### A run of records
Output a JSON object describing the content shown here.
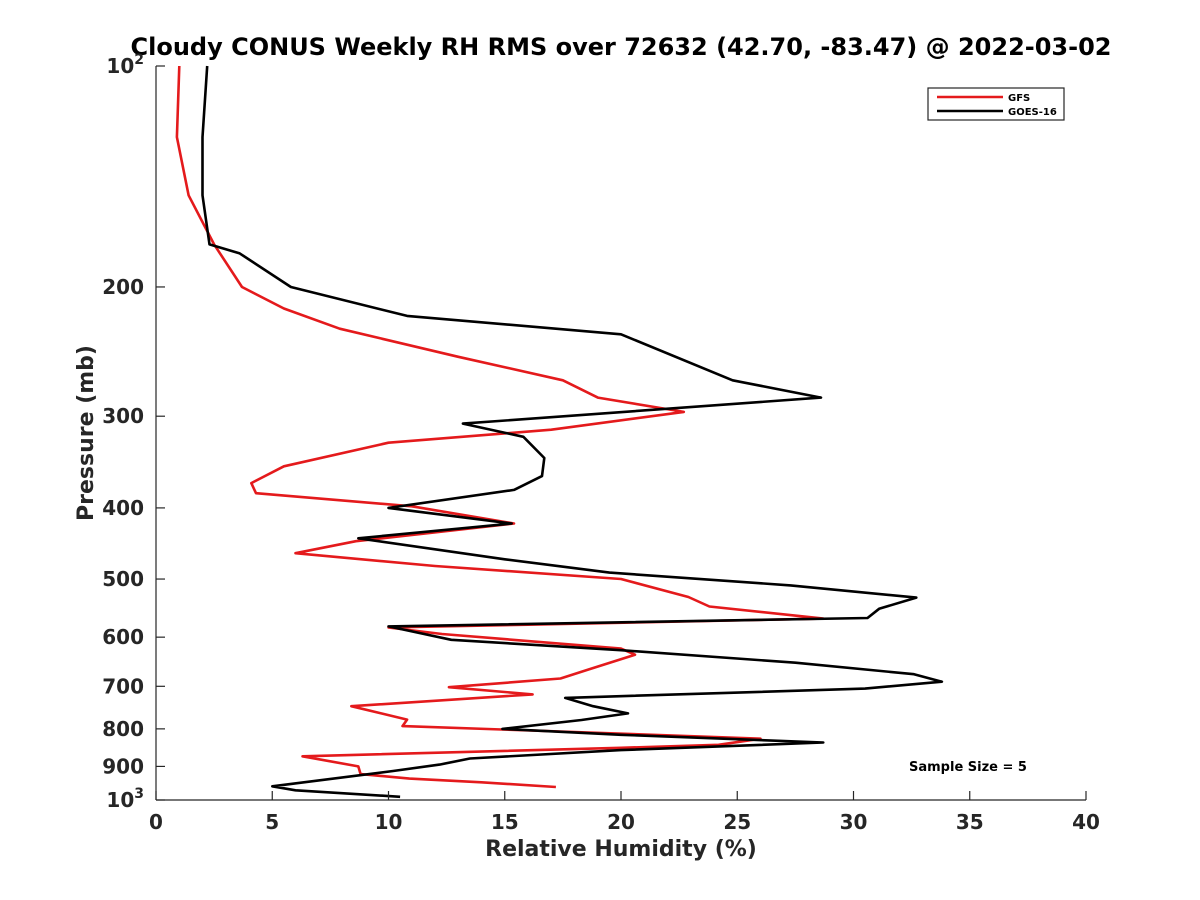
{
  "chart_data": {
    "type": "line",
    "title": "Cloudy CONUS Weekly RH RMS over 72632 (42.70, -83.47) @ 2022-03-02",
    "xlabel": "Relative Humidity (%)",
    "ylabel": "Pressure (mb)",
    "xlim": [
      0,
      40
    ],
    "ylim": [
      100,
      1000
    ],
    "y_scale": "log",
    "y_reversed": true,
    "grid": false,
    "legend_position": "top-right",
    "x_ticks": [
      0,
      5,
      10,
      15,
      20,
      25,
      30,
      35,
      40
    ],
    "y_ticks": [
      {
        "value": 100,
        "base": "10",
        "exp": "2"
      },
      {
        "value": 200,
        "label": "200"
      },
      {
        "value": 300,
        "label": "300"
      },
      {
        "value": 400,
        "label": "400"
      },
      {
        "value": 500,
        "label": "500"
      },
      {
        "value": 600,
        "label": "600"
      },
      {
        "value": 700,
        "label": "700"
      },
      {
        "value": 800,
        "label": "800"
      },
      {
        "value": 900,
        "label": "900"
      },
      {
        "value": 1000,
        "base": "10",
        "exp": "3"
      }
    ],
    "annotation": "Sample Size = 5",
    "series": [
      {
        "name": "GFS",
        "color": "#e41a1c",
        "points": [
          [
            1.0,
            100
          ],
          [
            0.9,
            125
          ],
          [
            1.4,
            150
          ],
          [
            2.5,
            175
          ],
          [
            3.7,
            200
          ],
          [
            5.5,
            214
          ],
          [
            7.9,
            228
          ],
          [
            13.0,
            249
          ],
          [
            17.5,
            268
          ],
          [
            19.0,
            283
          ],
          [
            22.7,
            296
          ],
          [
            17.0,
            313
          ],
          [
            10.0,
            326
          ],
          [
            5.5,
            351
          ],
          [
            4.1,
            370
          ],
          [
            4.3,
            382
          ],
          [
            11.0,
            398
          ],
          [
            15.4,
            420
          ],
          [
            8.6,
            444
          ],
          [
            6.0,
            461
          ],
          [
            12.0,
            480
          ],
          [
            20.0,
            500
          ],
          [
            22.9,
            529
          ],
          [
            23.8,
            545
          ],
          [
            28.7,
            566
          ],
          [
            16.0,
            577
          ],
          [
            10.0,
            582
          ],
          [
            12.3,
            594
          ],
          [
            20.0,
            622
          ],
          [
            20.6,
            634
          ],
          [
            18.6,
            664
          ],
          [
            17.4,
            683
          ],
          [
            12.6,
            702
          ],
          [
            16.2,
            718
          ],
          [
            8.4,
            745
          ],
          [
            10.8,
            777
          ],
          [
            10.6,
            793
          ],
          [
            18.0,
            808
          ],
          [
            26.0,
            825
          ],
          [
            24.2,
            841
          ],
          [
            20.0,
            849
          ],
          [
            6.3,
            872
          ],
          [
            8.7,
            900
          ],
          [
            8.8,
            922
          ],
          [
            10.9,
            935
          ],
          [
            14.0,
            946
          ],
          [
            17.2,
            960
          ]
        ]
      },
      {
        "name": "GOES-16",
        "color": "#000000",
        "points": [
          [
            2.2,
            100
          ],
          [
            2.0,
            125
          ],
          [
            2.0,
            150
          ],
          [
            2.3,
            175
          ],
          [
            3.6,
            180
          ],
          [
            5.8,
            200
          ],
          [
            10.8,
            219
          ],
          [
            20.0,
            232
          ],
          [
            24.8,
            268
          ],
          [
            28.6,
            283
          ],
          [
            13.2,
            307
          ],
          [
            15.8,
            320
          ],
          [
            16.7,
            342
          ],
          [
            16.6,
            362
          ],
          [
            15.4,
            378
          ],
          [
            10.0,
            400
          ],
          [
            15.3,
            420
          ],
          [
            8.7,
            440
          ],
          [
            15.0,
            470
          ],
          [
            19.5,
            490
          ],
          [
            27.3,
            510
          ],
          [
            32.7,
            530
          ],
          [
            31.1,
            549
          ],
          [
            30.6,
            565
          ],
          [
            10.0,
            580
          ],
          [
            12.7,
            605
          ],
          [
            20.0,
            625
          ],
          [
            27.5,
            650
          ],
          [
            32.6,
            674
          ],
          [
            33.8,
            690
          ],
          [
            30.5,
            705
          ],
          [
            17.6,
            726
          ],
          [
            18.8,
            745
          ],
          [
            20.3,
            762
          ],
          [
            18.3,
            778
          ],
          [
            14.9,
            800
          ],
          [
            20.0,
            815
          ],
          [
            28.7,
            835
          ],
          [
            20.0,
            855
          ],
          [
            13.5,
            878
          ],
          [
            12.2,
            895
          ],
          [
            10.2,
            913
          ],
          [
            5.0,
            958
          ],
          [
            6.0,
            970
          ],
          [
            10.5,
            990
          ]
        ]
      }
    ]
  }
}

### WHAT THIS TASK INVOLVES
Make an exact copy of all entries above, dropping the images.

### REPLY
Output a JSON object describing the content shown here.
{
  "chart_data": {
    "type": "line",
    "title": "Cloudy CONUS Weekly RH RMS over 72632 (42.70, -83.47) @ 2022-03-02",
    "xlabel": "Relative Humidity (%)",
    "ylabel": "Pressure (mb)",
    "xlim": [
      0,
      40
    ],
    "ylim": [
      100,
      1000
    ],
    "y_scale": "log",
    "y_reversed": true,
    "grid": false,
    "legend_position": "top-right",
    "x_ticks": [
      0,
      5,
      10,
      15,
      20,
      25,
      30,
      35,
      40
    ],
    "y_ticks": [
      {
        "value": 100,
        "base": "10",
        "exp": "2"
      },
      {
        "value": 200,
        "label": "200"
      },
      {
        "value": 300,
        "label": "300"
      },
      {
        "value": 400,
        "label": "400"
      },
      {
        "value": 500,
        "label": "500"
      },
      {
        "value": 600,
        "label": "600"
      },
      {
        "value": 700,
        "label": "700"
      },
      {
        "value": 800,
        "label": "800"
      },
      {
        "value": 900,
        "label": "900"
      },
      {
        "value": 1000,
        "base": "10",
        "exp": "3"
      }
    ],
    "annotation": "Sample Size = 5",
    "series": [
      {
        "name": "GFS",
        "color": "#e41a1c",
        "points": [
          [
            1.0,
            100
          ],
          [
            0.9,
            125
          ],
          [
            1.4,
            150
          ],
          [
            2.5,
            175
          ],
          [
            3.7,
            200
          ],
          [
            5.5,
            214
          ],
          [
            7.9,
            228
          ],
          [
            13.0,
            249
          ],
          [
            17.5,
            268
          ],
          [
            19.0,
            283
          ],
          [
            22.7,
            296
          ],
          [
            17.0,
            313
          ],
          [
            10.0,
            326
          ],
          [
            5.5,
            351
          ],
          [
            4.1,
            370
          ],
          [
            4.3,
            382
          ],
          [
            11.0,
            398
          ],
          [
            15.4,
            420
          ],
          [
            8.6,
            444
          ],
          [
            6.0,
            461
          ],
          [
            12.0,
            480
          ],
          [
            20.0,
            500
          ],
          [
            22.9,
            529
          ],
          [
            23.8,
            545
          ],
          [
            28.7,
            566
          ],
          [
            16.0,
            577
          ],
          [
            10.0,
            582
          ],
          [
            12.3,
            594
          ],
          [
            20.0,
            622
          ],
          [
            20.6,
            634
          ],
          [
            18.6,
            664
          ],
          [
            17.4,
            683
          ],
          [
            12.6,
            702
          ],
          [
            16.2,
            718
          ],
          [
            8.4,
            745
          ],
          [
            10.8,
            777
          ],
          [
            10.6,
            793
          ],
          [
            18.0,
            808
          ],
          [
            26.0,
            825
          ],
          [
            24.2,
            841
          ],
          [
            20.0,
            849
          ],
          [
            6.3,
            872
          ],
          [
            8.7,
            900
          ],
          [
            8.8,
            922
          ],
          [
            10.9,
            935
          ],
          [
            14.0,
            946
          ],
          [
            17.2,
            960
          ]
        ]
      },
      {
        "name": "GOES-16",
        "color": "#000000",
        "points": [
          [
            2.2,
            100
          ],
          [
            2.0,
            125
          ],
          [
            2.0,
            150
          ],
          [
            2.3,
            175
          ],
          [
            3.6,
            180
          ],
          [
            5.8,
            200
          ],
          [
            10.8,
            219
          ],
          [
            20.0,
            232
          ],
          [
            24.8,
            268
          ],
          [
            28.6,
            283
          ],
          [
            13.2,
            307
          ],
          [
            15.8,
            320
          ],
          [
            16.7,
            342
          ],
          [
            16.6,
            362
          ],
          [
            15.4,
            378
          ],
          [
            10.0,
            400
          ],
          [
            15.3,
            420
          ],
          [
            8.7,
            440
          ],
          [
            15.0,
            470
          ],
          [
            19.5,
            490
          ],
          [
            27.3,
            510
          ],
          [
            32.7,
            530
          ],
          [
            31.1,
            549
          ],
          [
            30.6,
            565
          ],
          [
            10.0,
            580
          ],
          [
            12.7,
            605
          ],
          [
            20.0,
            625
          ],
          [
            27.5,
            650
          ],
          [
            32.6,
            674
          ],
          [
            33.8,
            690
          ],
          [
            30.5,
            705
          ],
          [
            17.6,
            726
          ],
          [
            18.8,
            745
          ],
          [
            20.3,
            762
          ],
          [
            18.3,
            778
          ],
          [
            14.9,
            800
          ],
          [
            20.0,
            815
          ],
          [
            28.7,
            835
          ],
          [
            20.0,
            855
          ],
          [
            13.5,
            878
          ],
          [
            12.2,
            895
          ],
          [
            10.2,
            913
          ],
          [
            5.0,
            958
          ],
          [
            6.0,
            970
          ],
          [
            10.5,
            990
          ]
        ]
      }
    ]
  }
}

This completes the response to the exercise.